Aim of the task: Repeat the records exactly. Every line must match.
━━━ Records to process
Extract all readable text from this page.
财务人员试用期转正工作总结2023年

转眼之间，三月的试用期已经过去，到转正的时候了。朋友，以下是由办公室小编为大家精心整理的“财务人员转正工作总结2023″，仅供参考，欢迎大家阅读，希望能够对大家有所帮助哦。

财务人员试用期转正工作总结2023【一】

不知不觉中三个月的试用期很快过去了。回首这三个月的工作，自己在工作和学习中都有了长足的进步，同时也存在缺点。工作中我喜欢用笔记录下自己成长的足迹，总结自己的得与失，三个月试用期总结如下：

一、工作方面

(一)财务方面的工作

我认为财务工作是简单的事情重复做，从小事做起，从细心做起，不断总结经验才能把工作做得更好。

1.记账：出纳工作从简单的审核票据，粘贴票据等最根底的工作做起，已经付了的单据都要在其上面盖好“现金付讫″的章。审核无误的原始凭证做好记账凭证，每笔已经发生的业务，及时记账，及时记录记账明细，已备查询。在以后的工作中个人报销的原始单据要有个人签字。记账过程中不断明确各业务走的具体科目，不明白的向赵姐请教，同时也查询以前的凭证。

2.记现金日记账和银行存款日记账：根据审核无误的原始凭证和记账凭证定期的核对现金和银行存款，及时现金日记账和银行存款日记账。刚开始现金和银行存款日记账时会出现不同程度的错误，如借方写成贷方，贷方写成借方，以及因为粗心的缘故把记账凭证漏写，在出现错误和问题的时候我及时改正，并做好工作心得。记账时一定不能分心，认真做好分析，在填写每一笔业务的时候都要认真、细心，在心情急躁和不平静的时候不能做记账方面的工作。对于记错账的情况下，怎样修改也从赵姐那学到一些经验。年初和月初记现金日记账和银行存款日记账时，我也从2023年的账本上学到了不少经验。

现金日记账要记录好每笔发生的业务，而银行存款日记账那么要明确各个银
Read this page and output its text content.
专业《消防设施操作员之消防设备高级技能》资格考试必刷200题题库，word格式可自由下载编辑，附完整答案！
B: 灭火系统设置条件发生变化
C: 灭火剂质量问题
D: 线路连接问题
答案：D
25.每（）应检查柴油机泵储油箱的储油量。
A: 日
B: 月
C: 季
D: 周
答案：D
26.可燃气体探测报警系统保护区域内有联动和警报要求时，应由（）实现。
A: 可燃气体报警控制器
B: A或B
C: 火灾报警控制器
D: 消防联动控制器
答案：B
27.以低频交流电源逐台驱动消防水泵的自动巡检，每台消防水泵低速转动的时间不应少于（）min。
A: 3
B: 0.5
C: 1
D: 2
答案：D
━━━━━━
Solution for this task:
Extract all readable text from this page.
财务人员试用期转正工作总结2023年

转眼之间，三月的试用期已经过去，到转正的时候了。朋友，以下是由办公室小编为大家精心整理的“财务人员转正工作总结2023″，仅供参考，欢迎大家阅读，希望能够对大家有所帮助哦。

财务人员试用期转正工作总结2023【一】

不知不觉中三个月的试用期很快过去了。回首这三个月的工作，自己在工作和学习中都有了长足的进步，同时也存在缺点。工作中我喜欢用笔记录下自己成长的足迹，总结自己的得与失，三个月试用期总结如下：

一、工作方面

(一)财务方面的工作

我认为财务工作是简单的事情重复做，从小事做起，从细心做起，不断总结经验才能把工作做得更好。

1.记账：出纳工作从简单的审核票据，粘贴票据等最根底的工作做起，已经付了的单据都要在其上面盖好“现金付讫″的章。审核无误的原始凭证做好记账凭证，每笔已经发生的业务，及时记账，及时记录记账明细，已备查询。在以后的工作中个人报销的原始单据要有个人签字。记账过程中不断明确各业务走的具体科目，不明白的向赵姐请教，同时也查询以前的凭证。

2.记现金日记账和银行存款日记账：根据审核无误的原始凭证和记账凭证定期的核对现金和银行存款，及时现金日记账和银行存款日记账。刚开始现金和银行存款日记账时会出现不同程度的错误，如借方写成贷方，贷方写成借方，以及因为粗心的缘故把记账凭证漏写，在出现错误和问题的时候我及时改正，并做好工作心得。记账时一定不能分心，认真做好分析，在填写每一笔业务的时候都要认真、细心，在心情急躁和不平静的时候不能做记账方面的工作。对于记错账的情况下，怎样修改也从赵姐那学到一些经验。年初和月初记现金日记账和银行存款日记账时，我也从2023年的账本上学到了不少经验。

现金日记账要记录好每笔发生的业务，而银行存款日记账那么要明确各个银
Read this page and output its text content.
专业《消防设施操作员之消防设备高级技能》资格考试必刷200题题库，word格式可自由下载编辑，附完整答案！
B: 灭火系统设置条件发生变化
C: 灭火剂质量问题
D: 线路连接问题
答案：D
25.每（）应检查柴油机泵储油箱的储油量。
A: 日
B: 月
C: 季
D: 周
答案：D
26.可燃气体探测报警系统保护区域内有联动和警报要求时，应由（）实现。
A: 可燃气体报警控制器
B: A或B
C: 火灾报警控制器
D: 消防联动控制器
答案：B
27.以低频交流电源逐台驱动消防水泵的自动巡检，每台消防水泵低速转动的时间不应少于（）min。
A: 3
B: 0.5
C: 1
D: 2
答案：D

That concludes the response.